§ **WHAT THE EXERCISE ASKS**:
Write the data below out exactly as it stands. Do not include the pictures.

++++ DATA FOR PROCESSING ++++

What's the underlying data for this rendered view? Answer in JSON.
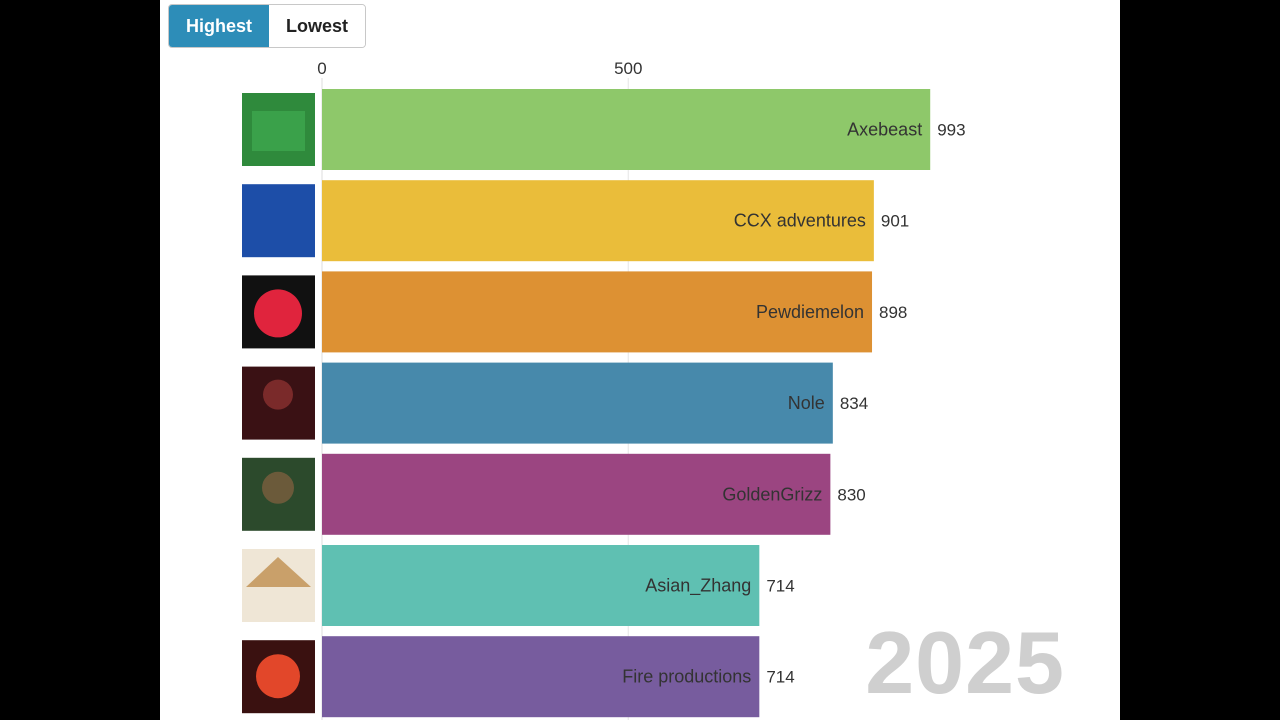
{
  "toggle": {
    "highest_label": "Highest",
    "lowest_label": "Lowest",
    "selected": "Highest"
  },
  "year": "2025",
  "chart_data": {
    "type": "bar",
    "orientation": "horizontal",
    "categories": [
      "Axebeast",
      "CCX adventures",
      "Pewdiemelon",
      "Nole",
      "GoldenGrizz",
      "Asian_Zhang",
      "Fire productions"
    ],
    "values": [
      993,
      901,
      898,
      834,
      830,
      714,
      714
    ],
    "colors": [
      "#8ec86a",
      "#eabd3a",
      "#dd9133",
      "#4789ab",
      "#9b4581",
      "#5fc0b2",
      "#775c9e"
    ],
    "avatars": [
      "soccer-team-avatar",
      "football-player-5-avatar",
      "red-fuzzy-ball-avatar",
      "np-basketball-avatar",
      "golden-grizz-avatar",
      "straw-hat-avatar",
      "fire-football-avatar"
    ],
    "x_ticks": [
      0,
      500
    ],
    "xlim": [
      0,
      1000
    ],
    "grid": true,
    "legend": "none"
  }
}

++++

§ **THE RESULT**:
What's the underlying data for this rendered view? Answer in JSON.
{
  "toggle": {
    "highest_label": "Highest",
    "lowest_label": "Lowest",
    "selected": "Highest"
  },
  "year": "2025",
  "chart_data": {
    "type": "bar",
    "orientation": "horizontal",
    "categories": [
      "Axebeast",
      "CCX adventures",
      "Pewdiemelon",
      "Nole",
      "GoldenGrizz",
      "Asian_Zhang",
      "Fire productions"
    ],
    "values": [
      993,
      901,
      898,
      834,
      830,
      714,
      714
    ],
    "colors": [
      "#8ec86a",
      "#eabd3a",
      "#dd9133",
      "#4789ab",
      "#9b4581",
      "#5fc0b2",
      "#775c9e"
    ],
    "avatars": [
      "soccer-team-avatar",
      "football-player-5-avatar",
      "red-fuzzy-ball-avatar",
      "np-basketball-avatar",
      "golden-grizz-avatar",
      "straw-hat-avatar",
      "fire-football-avatar"
    ],
    "x_ticks": [
      0,
      500
    ],
    "xlim": [
      0,
      1000
    ],
    "grid": true,
    "legend": "none"
  }
}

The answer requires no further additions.